Write out the entries below once more, exactly, with the pictures left out.

>> Start Data

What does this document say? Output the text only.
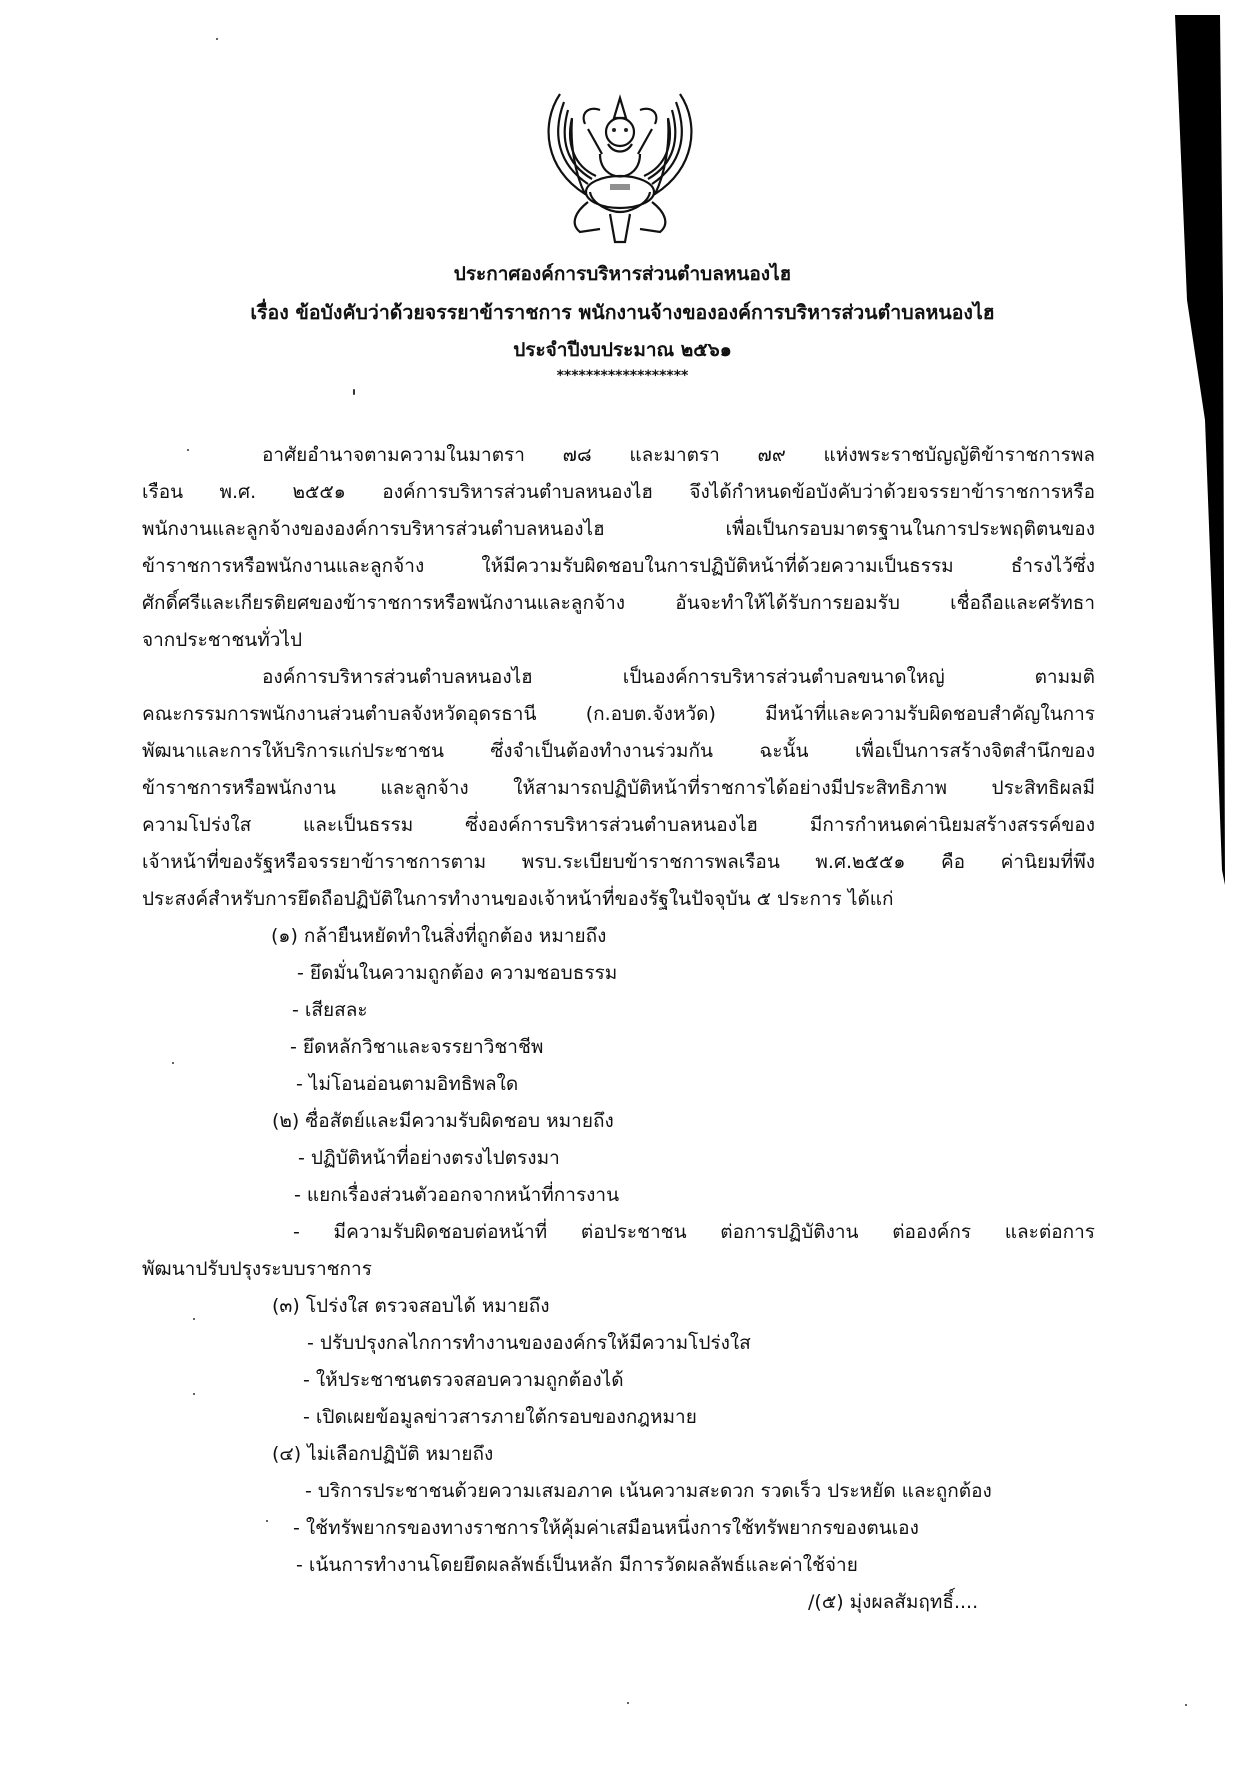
ประกาศองค์การบริหารส่วนตำบลหนองไฮ
เรื่อง ข้อบังคับว่าด้วยจรรยาข้าราชการ พนักงานจ้างขององค์การบริหารส่วนตำบลหนองไฮ
ประจำปีงบประมาณ ๒๕๖๑
******************
อาศัยอำนาจตามความในมาตรา ๗๘ และมาตรา ๗๙ แห่งพระราชบัญญัติข้าราชการพล
เรือน พ.ศ. ๒๕๕๑ องค์การบริหารส่วนตำบลหนองไฮ จึงได้กำหนดข้อบังคับว่าด้วยจรรยาข้าราชการหรือ
พนักงานและลูกจ้างขององค์การบริหารส่วนตำบลหนองไฮ เพื่อเป็นกรอบมาตรฐานในการประพฤติตนของ
ข้าราชการหรือพนักงานและลูกจ้าง ให้มีความรับผิดชอบในการปฏิบัติหน้าที่ด้วยความเป็นธรรม ธำรงไว้ซึ่ง
ศักดิ์ศรีและเกียรติยศของข้าราชการหรือพนักงานและลูกจ้าง อันจะทำให้ได้รับการยอมรับ เชื่อถือและศรัทธา
จากประชาชนทั่วไป
องค์การบริหารส่วนตำบลหนองไฮ เป็นองค์การบริหารส่วนตำบลขนาดใหญ่ ตามมติ
คณะกรรมการพนักงานส่วนตำบลจังหวัดอุดรธานี (ก.อบต.จังหวัด) มีหน้าที่และความรับผิดชอบสำคัญในการ
พัฒนาและการให้บริการแก่ประชาชน ซึ่งจำเป็นต้องทำงานร่วมกัน ฉะนั้น เพื่อเป็นการสร้างจิตสำนึกของ
ข้าราชการหรือพนักงาน และลูกจ้าง ให้สามารถปฏิบัติหน้าที่ราชการได้อย่างมีประสิทธิภาพ ประสิทธิผลมี
ความโปร่งใส และเป็นธรรม ซึ่งองค์การบริหารส่วนตำบลหนองไฮ มีการกำหนดค่านิยมสร้างสรรค์ของ
เจ้าหน้าที่ของรัฐหรือจรรยาข้าราชการตาม พรบ.ระเบียบข้าราชการพลเรือน พ.ศ.๒๕๕๑ คือ ค่านิยมที่พึง
ประสงค์สำหรับการยึดถือปฏิบัติในการทำงานของเจ้าหน้าที่ของรัฐในปัจจุบัน ๕ ประการ ได้แก่
(๑) กล้ายืนหยัดทำในสิ่งที่ถูกต้อง หมายถึง
- ยึดมั่นในความถูกต้อง ความชอบธรรม
- เสียสละ
- ยึดหลักวิชาและจรรยาวิชาชีพ
- ไม่โอนอ่อนตามอิทธิพลใด
(๒) ซื่อสัตย์และมีความรับผิดชอบ หมายถึง
- ปฏิบัติหน้าที่อย่างตรงไปตรงมา
- แยกเรื่องส่วนตัวออกจากหน้าที่การงาน
- มีความรับผิดชอบต่อหน้าที่ ต่อประชาชน ต่อการปฏิบัติงาน ต่อองค์กร และต่อการ
พัฒนาปรับปรุงระบบราชการ
(๓) โปร่งใส ตรวจสอบได้ หมายถึง
- ปรับปรุงกลไกการทำงานขององค์กรให้มีความโปร่งใส
- ให้ประชาชนตรวจสอบความถูกต้องได้
- เปิดเผยข้อมูลข่าวสารภายใต้กรอบของกฎหมาย
(๔) ไม่เลือกปฏิบัติ หมายถึง
- บริการประชาชนด้วยความเสมอภาค เน้นความสะดวก รวดเร็ว ประหยัด และถูกต้อง
- ใช้ทรัพยากรของทางราชการให้คุ้มค่าเสมือนหนึ่งการใช้ทรัพยากรของตนเอง
- เน้นการทำงานโดยยึดผลลัพธ์เป็นหลัก มีการวัดผลลัพธ์และค่าใช้จ่าย
/(๕) มุ่งผลสัมฤทธิ์....
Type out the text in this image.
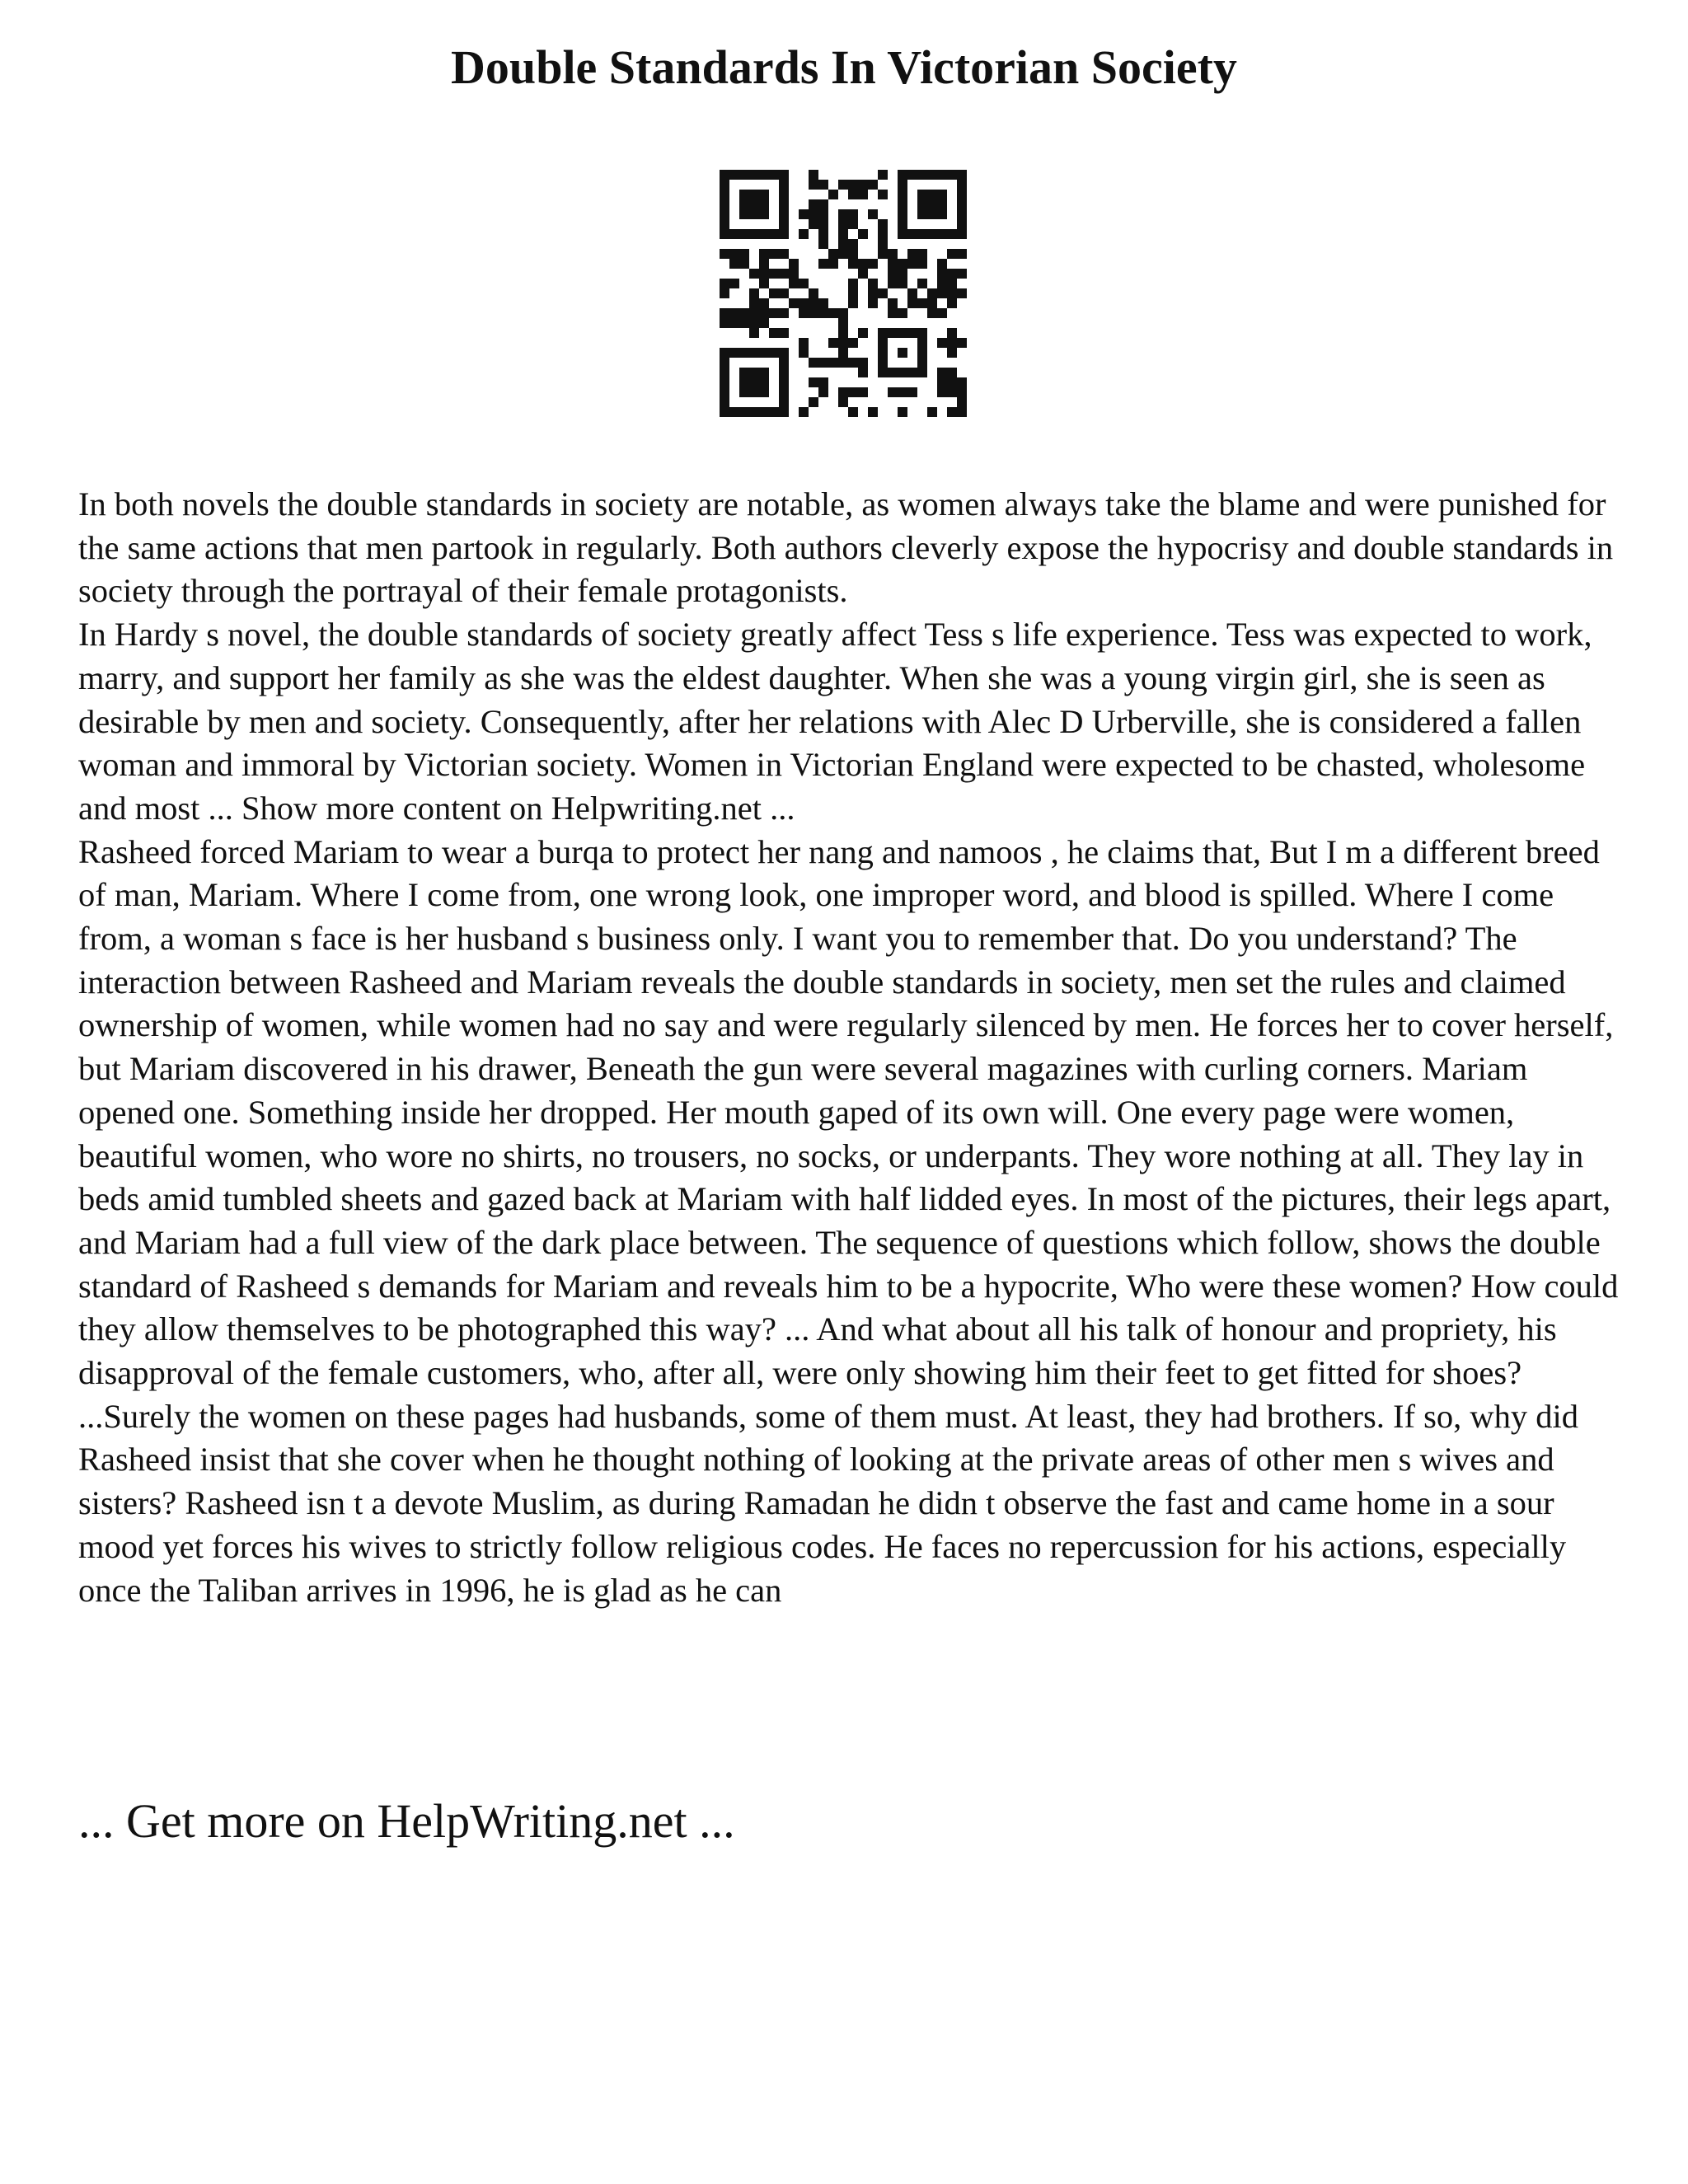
Double Standards In Victorian Society

In both novels the double standards in society are notable, as women always take the blame and were punished for the same actions that men partook in regularly. Both authors cleverly expose the hypocrisy and double standards in society through the portrayal of their female protagonists.

In Hardy s novel, the double standards of society greatly affect Tess s life experience. Tess was expected to work, marry, and support her family as she was the eldest daughter. When she was a young virgin girl, she is seen as desirable by men and society. Consequently, after her relations with Alec D Urberville, she is considered a fallen woman and immoral by Victorian society. Women in Victorian England were expected to be chasted, wholesome and most ... Show more content on Helpwriting.net ...

Rasheed forced Mariam to wear a burqa to protect her nang and namoos , he claims that, But I m a different breed of man, Mariam. Where I come from, one wrong look, one improper word, and blood is spilled. Where I come from, a woman s face is her husband s business only. I want you to remember that. Do you understand? The interaction between Rasheed and Mariam reveals the double standards in society, men set the rules and claimed ownership of women, while women had no say and were regularly silenced by men. He forces her to cover herself, but Mariam discovered in his drawer, Beneath the gun were several magazines with curling corners. Mariam opened one. Something inside her dropped. Her mouth gaped of its own will. One every page were women, beautiful women, who wore no shirts, no trousers, no socks, or underpants. They wore nothing at all. They lay in beds amid tumbled sheets and gazed back at Mariam with half lidded eyes. In most of the pictures, their legs apart, and Mariam had a full view of the dark place between. The sequence of questions which follow, shows the double standard of Rasheed s demands for Mariam and reveals him to be a hypocrite, Who were these women? How could they allow themselves to be photographed this way? ... And what about all his talk of honour and propriety, his disapproval of the female customers, who, after all, were only showing him their feet to get fitted for shoes? ...Surely the women on these pages had husbands, some of them must. At least, they had brothers. If so, why did Rasheed insist that she cover when he thought nothing of looking at the private areas of other men s wives and sisters? Rasheed isn t a devote Muslim, as during Ramadan he didn t observe the fast and came home in a sour mood yet forces his wives to strictly follow religious codes. He faces no repercussion for his actions, especially once the Taliban arrives in 1996, he is glad as he can

... Get more on HelpWriting.net ...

>> End Data

▸ **Solution**:
What does this document say? Output the text only.
ประกาศองค์การบริหารส่วนตำบลหนองไฮ
เรื่อง ข้อบังคับว่าด้วยจรรยาข้าราชการ พนักงานจ้างขององค์การบริหารส่วนตำบลหนองไฮ
ประจำปีงบประมาณ ๒๕๖๑
******************
อาศัยอำนาจตามความในมาตรา ๗๘ และมาตรา ๗๙ แห่งพระราชบัญญัติข้าราชการพล
เรือน พ.ศ. ๒๕๕๑ องค์การบริหารส่วนตำบลหนองไฮ จึงได้กำหนดข้อบังคับว่าด้วยจรรยาข้าราชการหรือ
พนักงานและลูกจ้างขององค์การบริหารส่วนตำบลหนองไฮ เพื่อเป็นกรอบมาตรฐานในการประพฤติตนของ
ข้าราชการหรือพนักงานและลูกจ้าง ให้มีความรับผิดชอบในการปฏิบัติหน้าที่ด้วยความเป็นธรรม ธำรงไว้ซึ่ง
ศักดิ์ศรีและเกียรติยศของข้าราชการหรือพนักงานและลูกจ้าง อันจะทำให้ได้รับการยอมรับ เชื่อถือและศรัทธา
จากประชาชนทั่วไป
องค์การบริหารส่วนตำบลหนองไฮ เป็นองค์การบริหารส่วนตำบลขนาดใหญ่ ตามมติ
คณะกรรมการพนักงานส่วนตำบลจังหวัดอุดรธานี (ก.อบต.จังหวัด) มีหน้าที่และความรับผิดชอบสำคัญในการ
พัฒนาและการให้บริการแก่ประชาชน ซึ่งจำเป็นต้องทำงานร่วมกัน ฉะนั้น เพื่อเป็นการสร้างจิตสำนึกของ
ข้าราชการหรือพนักงาน และลูกจ้าง ให้สามารถปฏิบัติหน้าที่ราชการได้อย่างมีประสิทธิภาพ ประสิทธิผลมี
ความโปร่งใส และเป็นธรรม ซึ่งองค์การบริหารส่วนตำบลหนองไฮ มีการกำหนดค่านิยมสร้างสรรค์ของ
เจ้าหน้าที่ของรัฐหรือจรรยาข้าราชการตาม พรบ.ระเบียบข้าราชการพลเรือน พ.ศ.๒๕๕๑ คือ ค่านิยมที่พึง
ประสงค์สำหรับการยึดถือปฏิบัติในการทำงานของเจ้าหน้าที่ของรัฐในปัจจุบัน ๕ ประการ ได้แก่
(๑) กล้ายืนหยัดทำในสิ่งที่ถูกต้อง หมายถึง
- ยึดมั่นในความถูกต้อง ความชอบธรรม
- เสียสละ
- ยึดหลักวิชาและจรรยาวิชาชีพ
- ไม่โอนอ่อนตามอิทธิพลใด
(๒) ซื่อสัตย์และมีความรับผิดชอบ หมายถึง
- ปฏิบัติหน้าที่อย่างตรงไปตรงมา
- แยกเรื่องส่วนตัวออกจากหน้าที่การงาน
- มีความรับผิดชอบต่อหน้าที่ ต่อประชาชน ต่อการปฏิบัติงาน ต่อองค์กร และต่อการ
พัฒนาปรับปรุงระบบราชการ
(๓) โปร่งใส ตรวจสอบได้ หมายถึง
- ปรับปรุงกลไกการทำงานขององค์กรให้มีความโปร่งใส
- ให้ประชาชนตรวจสอบความถูกต้องได้
- เปิดเผยข้อมูลข่าวสารภายใต้กรอบของกฎหมาย
(๔) ไม่เลือกปฏิบัติ หมายถึง
- บริการประชาชนด้วยความเสมอภาค เน้นความสะดวก รวดเร็ว ประหยัด และถูกต้อง
- ใช้ทรัพยากรของทางราชการให้คุ้มค่าเสมือนหนึ่งการใช้ทรัพยากรของตนเอง
- เน้นการทำงานโดยยึดผลลัพธ์เป็นหลัก มีการวัดผลลัพธ์และค่าใช้จ่าย
/(๕) มุ่งผลสัมฤทธิ์....
Type out the text in this image.
Double Standards In Victorian Society

In both novels the double standards in society are notable, as women always take the blame and were punished for the same actions that men partook in regularly. Both authors cleverly expose the hypocrisy and double standards in society through the portrayal of their female protagonists.

In Hardy s novel, the double standards of society greatly affect Tess s life experience. Tess was expected to work, marry, and support her family as she was the eldest daughter. When she was a young virgin girl, she is seen as desirable by men and society. Consequently, after her relations with Alec D Urberville, she is considered a fallen woman and immoral by Victorian society. Women in Victorian England were expected to be chasted, wholesome and most ... Show more content on Helpwriting.net ...

Rasheed forced Mariam to wear a burqa to protect her nang and namoos , he claims that, But I m a different breed of man, Mariam. Where I come from, one wrong look, one improper word, and blood is spilled. Where I come from, a woman s face is her husband s business only. I want you to remember that. Do you understand? The interaction between Rasheed and Mariam reveals the double standards in society, men set the rules and claimed ownership of women, while women had no say and were regularly silenced by men. He forces her to cover herself, but Mariam discovered in his drawer, Beneath the gun were several magazines with curling corners. Mariam opened one. Something inside her dropped. Her mouth gaped of its own will. One every page were women, beautiful women, who wore no shirts, no trousers, no socks, or underpants. They wore nothing at all. They lay in beds amid tumbled sheets and gazed back at Mariam with half lidded eyes. In most of the pictures, their legs apart, and Mariam had a full view of the dark place between. The sequence of questions which follow, shows the double standard of Rasheed s demands for Mariam and reveals him to be a hypocrite, Who were these women? How could they allow themselves to be photographed this way? ... And what about all his talk of honour and propriety, his disapproval of the female customers, who, after all, were only showing him their feet to get fitted for shoes? ...Surely the women on these pages had husbands, some of them must. At least, they had brothers. If so, why did Rasheed insist that she cover when he thought nothing of looking at the private areas of other men s wives and sisters? Rasheed isn t a devote Muslim, as during Ramadan he didn t observe the fast and came home in a sour mood yet forces his wives to strictly follow religious codes. He faces no repercussion for his actions, especially once the Taliban arrives in 1996, he is glad as he can

... Get more on HelpWriting.net ...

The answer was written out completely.